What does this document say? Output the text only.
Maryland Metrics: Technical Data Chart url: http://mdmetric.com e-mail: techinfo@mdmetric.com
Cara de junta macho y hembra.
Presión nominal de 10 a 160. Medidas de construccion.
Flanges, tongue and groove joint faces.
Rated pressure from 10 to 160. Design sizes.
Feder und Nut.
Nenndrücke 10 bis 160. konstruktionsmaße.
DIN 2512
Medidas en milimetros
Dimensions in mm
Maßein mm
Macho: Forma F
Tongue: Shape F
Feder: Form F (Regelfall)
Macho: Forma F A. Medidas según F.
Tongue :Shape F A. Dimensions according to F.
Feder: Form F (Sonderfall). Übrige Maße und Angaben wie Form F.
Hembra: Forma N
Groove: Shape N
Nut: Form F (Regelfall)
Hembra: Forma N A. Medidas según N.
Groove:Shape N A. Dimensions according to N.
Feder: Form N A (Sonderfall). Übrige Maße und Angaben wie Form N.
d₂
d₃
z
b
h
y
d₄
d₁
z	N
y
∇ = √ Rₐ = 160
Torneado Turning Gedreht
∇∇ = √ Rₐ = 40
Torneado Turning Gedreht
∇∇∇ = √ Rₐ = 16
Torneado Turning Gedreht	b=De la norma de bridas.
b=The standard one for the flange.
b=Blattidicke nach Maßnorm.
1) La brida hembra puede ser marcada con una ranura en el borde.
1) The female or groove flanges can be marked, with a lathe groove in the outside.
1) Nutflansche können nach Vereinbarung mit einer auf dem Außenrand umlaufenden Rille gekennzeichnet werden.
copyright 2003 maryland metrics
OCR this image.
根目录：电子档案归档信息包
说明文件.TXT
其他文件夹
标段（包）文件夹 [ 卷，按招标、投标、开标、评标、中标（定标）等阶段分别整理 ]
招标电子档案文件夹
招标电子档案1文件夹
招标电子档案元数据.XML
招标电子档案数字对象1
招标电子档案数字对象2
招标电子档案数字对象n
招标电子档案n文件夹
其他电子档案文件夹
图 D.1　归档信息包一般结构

+-------+

◆ WHAT THE TASK ASKS: Give the complete listing a second time, exactly as it reads.

◆ SOLUTION TO THE PROBLEM:
What does this document say? Output the text only.
Maryland Metrics: Technical Data Chart url: http://mdmetric.com e-mail: techinfo@mdmetric.com
Cara de junta macho y hembra.
Presión nominal de 10 a 160. Medidas de construccion.
Flanges, tongue and groove joint faces.
Rated pressure from 10 to 160. Design sizes.
Feder und Nut.
Nenndrücke 10 bis 160. konstruktionsmaße.
DIN 2512
Medidas en milimetros
Dimensions in mm
Maßein mm
Macho: Forma F
Tongue: Shape F
Feder: Form F (Regelfall)
Macho: Forma F A. Medidas según F.
Tongue :Shape F A. Dimensions according to F.
Feder: Form F (Sonderfall). Übrige Maße und Angaben wie Form F.
Hembra: Forma N
Groove: Shape N
Nut: Form F (Regelfall)
Hembra: Forma N A. Medidas según N.
Groove:Shape N A. Dimensions according to N.
Feder: Form N A (Sonderfall). Übrige Maße und Angaben wie Form N.
d₂
d₃
z
b
h
y
d₄
d₁
z	N
y
∇ = √ Rₐ = 160
Torneado Turning Gedreht
∇∇ = √ Rₐ = 40
Torneado Turning Gedreht
∇∇∇ = √ Rₐ = 16
Torneado Turning Gedreht	b=De la norma de bridas.
b=The standard one for the flange.
b=Blattidicke nach Maßnorm.
1) La brida hembra puede ser marcada con una ranura en el borde.
1) The female or groove flanges can be marked, with a lathe groove in the outside.
1) Nutflansche können nach Vereinbarung mit einer auf dem Außenrand umlaufenden Rille gekennzeichnet werden.
copyright 2003 maryland metrics
OCR this image.
根目录：电子档案归档信息包
说明文件.TXT
其他文件夹
标段（包）文件夹 [ 卷，按招标、投标、开标、评标、中标（定标）等阶段分别整理 ]
招标电子档案文件夹
招标电子档案1文件夹
招标电子档案元数据.XML
招标电子档案数字对象1
招标电子档案数字对象2
招标电子档案数字对象n
招标电子档案n文件夹
其他电子档案文件夹
图 D.1　归档信息包一般结构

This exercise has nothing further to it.